--- begin Records shown ---

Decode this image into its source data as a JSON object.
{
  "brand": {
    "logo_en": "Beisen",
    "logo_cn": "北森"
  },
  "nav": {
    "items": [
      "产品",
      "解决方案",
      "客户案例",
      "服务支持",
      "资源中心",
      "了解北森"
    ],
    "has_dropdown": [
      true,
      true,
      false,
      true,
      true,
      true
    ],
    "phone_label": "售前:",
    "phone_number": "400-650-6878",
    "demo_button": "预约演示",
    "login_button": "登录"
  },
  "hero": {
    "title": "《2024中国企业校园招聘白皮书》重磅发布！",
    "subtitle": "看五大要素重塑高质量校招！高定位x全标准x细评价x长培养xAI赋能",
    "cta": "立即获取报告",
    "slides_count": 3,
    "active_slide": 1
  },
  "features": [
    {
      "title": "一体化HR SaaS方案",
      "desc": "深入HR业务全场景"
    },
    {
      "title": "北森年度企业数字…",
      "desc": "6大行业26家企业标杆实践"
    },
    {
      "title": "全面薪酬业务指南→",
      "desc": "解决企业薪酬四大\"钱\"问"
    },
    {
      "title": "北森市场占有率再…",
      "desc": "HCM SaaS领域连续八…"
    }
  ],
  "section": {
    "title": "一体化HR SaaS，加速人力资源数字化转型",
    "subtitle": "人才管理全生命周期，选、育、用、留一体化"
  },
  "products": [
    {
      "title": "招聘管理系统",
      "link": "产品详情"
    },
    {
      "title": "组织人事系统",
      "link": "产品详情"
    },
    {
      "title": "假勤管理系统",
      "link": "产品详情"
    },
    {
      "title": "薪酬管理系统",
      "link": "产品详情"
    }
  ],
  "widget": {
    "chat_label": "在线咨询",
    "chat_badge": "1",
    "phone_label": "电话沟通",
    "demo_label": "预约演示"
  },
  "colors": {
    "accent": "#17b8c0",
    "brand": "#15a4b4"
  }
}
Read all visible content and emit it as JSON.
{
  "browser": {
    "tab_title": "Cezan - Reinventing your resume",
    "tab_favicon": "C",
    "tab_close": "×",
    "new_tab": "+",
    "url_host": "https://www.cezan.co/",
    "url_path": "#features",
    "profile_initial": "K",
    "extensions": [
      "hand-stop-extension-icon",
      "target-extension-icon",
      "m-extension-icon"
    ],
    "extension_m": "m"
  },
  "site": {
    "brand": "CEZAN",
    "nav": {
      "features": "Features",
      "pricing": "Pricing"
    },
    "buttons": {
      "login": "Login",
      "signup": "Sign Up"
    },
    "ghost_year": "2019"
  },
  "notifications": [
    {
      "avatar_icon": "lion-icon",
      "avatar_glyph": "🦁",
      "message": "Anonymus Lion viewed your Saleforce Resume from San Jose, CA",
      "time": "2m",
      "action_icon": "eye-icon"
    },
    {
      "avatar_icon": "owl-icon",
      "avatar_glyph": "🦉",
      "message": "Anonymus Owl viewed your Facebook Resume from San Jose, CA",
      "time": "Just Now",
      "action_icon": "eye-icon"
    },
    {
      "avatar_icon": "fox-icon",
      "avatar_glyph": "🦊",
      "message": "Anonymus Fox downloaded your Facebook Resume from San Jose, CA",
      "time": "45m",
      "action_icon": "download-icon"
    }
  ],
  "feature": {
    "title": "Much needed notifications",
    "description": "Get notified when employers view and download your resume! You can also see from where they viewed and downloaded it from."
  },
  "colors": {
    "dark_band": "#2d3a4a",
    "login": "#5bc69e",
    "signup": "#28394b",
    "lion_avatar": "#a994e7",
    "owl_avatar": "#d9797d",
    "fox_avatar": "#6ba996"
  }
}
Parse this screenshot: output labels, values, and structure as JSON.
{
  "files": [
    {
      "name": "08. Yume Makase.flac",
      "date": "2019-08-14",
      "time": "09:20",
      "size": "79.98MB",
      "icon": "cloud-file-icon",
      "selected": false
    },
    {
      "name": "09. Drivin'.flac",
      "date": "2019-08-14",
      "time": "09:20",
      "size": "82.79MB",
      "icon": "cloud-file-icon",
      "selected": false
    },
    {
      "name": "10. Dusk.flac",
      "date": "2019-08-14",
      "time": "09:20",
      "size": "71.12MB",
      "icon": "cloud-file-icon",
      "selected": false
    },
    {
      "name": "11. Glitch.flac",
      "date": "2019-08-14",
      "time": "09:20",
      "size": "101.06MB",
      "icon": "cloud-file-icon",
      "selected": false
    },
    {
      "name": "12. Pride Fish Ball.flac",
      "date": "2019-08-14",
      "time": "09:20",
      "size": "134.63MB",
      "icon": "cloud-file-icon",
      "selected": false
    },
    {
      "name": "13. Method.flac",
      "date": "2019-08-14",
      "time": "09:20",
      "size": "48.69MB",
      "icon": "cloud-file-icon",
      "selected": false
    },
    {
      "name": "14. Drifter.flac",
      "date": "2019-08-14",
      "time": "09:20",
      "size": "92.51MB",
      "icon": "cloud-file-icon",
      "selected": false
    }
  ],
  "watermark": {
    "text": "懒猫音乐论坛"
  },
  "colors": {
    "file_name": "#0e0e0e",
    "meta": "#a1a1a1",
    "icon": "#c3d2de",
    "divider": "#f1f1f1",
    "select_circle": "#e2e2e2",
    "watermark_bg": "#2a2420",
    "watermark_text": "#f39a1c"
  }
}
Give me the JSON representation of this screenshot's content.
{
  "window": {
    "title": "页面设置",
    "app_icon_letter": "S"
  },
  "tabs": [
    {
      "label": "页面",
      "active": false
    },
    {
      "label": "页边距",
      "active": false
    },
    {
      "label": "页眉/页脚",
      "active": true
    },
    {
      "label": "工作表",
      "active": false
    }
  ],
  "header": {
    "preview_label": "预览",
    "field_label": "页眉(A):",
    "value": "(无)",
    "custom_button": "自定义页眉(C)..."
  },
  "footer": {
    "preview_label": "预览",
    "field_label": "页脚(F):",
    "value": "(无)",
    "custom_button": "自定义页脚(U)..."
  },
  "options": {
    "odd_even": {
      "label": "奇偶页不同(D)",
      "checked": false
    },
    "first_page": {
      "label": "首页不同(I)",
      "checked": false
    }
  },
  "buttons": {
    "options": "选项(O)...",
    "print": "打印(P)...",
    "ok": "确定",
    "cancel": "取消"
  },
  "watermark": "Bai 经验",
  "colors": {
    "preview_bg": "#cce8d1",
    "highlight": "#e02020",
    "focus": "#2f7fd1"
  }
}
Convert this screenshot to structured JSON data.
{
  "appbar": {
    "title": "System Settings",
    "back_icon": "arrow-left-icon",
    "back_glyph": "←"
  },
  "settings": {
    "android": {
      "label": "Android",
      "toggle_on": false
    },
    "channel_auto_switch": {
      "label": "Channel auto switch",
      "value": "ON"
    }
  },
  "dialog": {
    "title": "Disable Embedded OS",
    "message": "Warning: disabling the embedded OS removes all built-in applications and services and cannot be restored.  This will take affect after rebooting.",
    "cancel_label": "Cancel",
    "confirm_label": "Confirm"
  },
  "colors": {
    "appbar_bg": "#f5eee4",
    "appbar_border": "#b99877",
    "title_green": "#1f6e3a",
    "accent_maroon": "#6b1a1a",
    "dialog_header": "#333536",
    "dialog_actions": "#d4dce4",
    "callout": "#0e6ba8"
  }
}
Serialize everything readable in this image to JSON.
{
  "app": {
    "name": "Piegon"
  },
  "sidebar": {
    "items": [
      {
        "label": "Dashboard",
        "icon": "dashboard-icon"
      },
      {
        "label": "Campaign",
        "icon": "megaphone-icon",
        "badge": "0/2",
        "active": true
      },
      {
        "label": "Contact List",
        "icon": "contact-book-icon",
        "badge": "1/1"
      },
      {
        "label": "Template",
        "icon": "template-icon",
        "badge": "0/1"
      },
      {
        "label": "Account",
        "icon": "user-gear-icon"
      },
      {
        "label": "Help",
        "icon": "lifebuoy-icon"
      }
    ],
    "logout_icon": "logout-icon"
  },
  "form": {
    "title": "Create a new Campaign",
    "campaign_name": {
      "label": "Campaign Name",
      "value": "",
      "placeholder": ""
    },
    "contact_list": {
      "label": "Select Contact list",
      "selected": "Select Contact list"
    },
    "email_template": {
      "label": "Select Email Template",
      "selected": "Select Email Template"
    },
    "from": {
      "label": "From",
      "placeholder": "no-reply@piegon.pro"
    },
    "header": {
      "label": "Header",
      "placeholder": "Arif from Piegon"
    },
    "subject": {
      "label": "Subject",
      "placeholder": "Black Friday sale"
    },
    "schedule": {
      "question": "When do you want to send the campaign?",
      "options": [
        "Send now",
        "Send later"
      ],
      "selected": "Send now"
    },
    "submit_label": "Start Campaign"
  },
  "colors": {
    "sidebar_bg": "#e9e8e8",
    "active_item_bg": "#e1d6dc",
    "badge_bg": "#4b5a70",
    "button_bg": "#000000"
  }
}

--- end Records shown ---

Task requirements:
From the entries above, copy every line containing the word "Facebook".

Solution to the problem:
      "message": "Anonymus Owl viewed your Facebook Resume from San Jose, CA",
      "message": "Anonymus Fox downloaded your Facebook Resume from San Jose, CA",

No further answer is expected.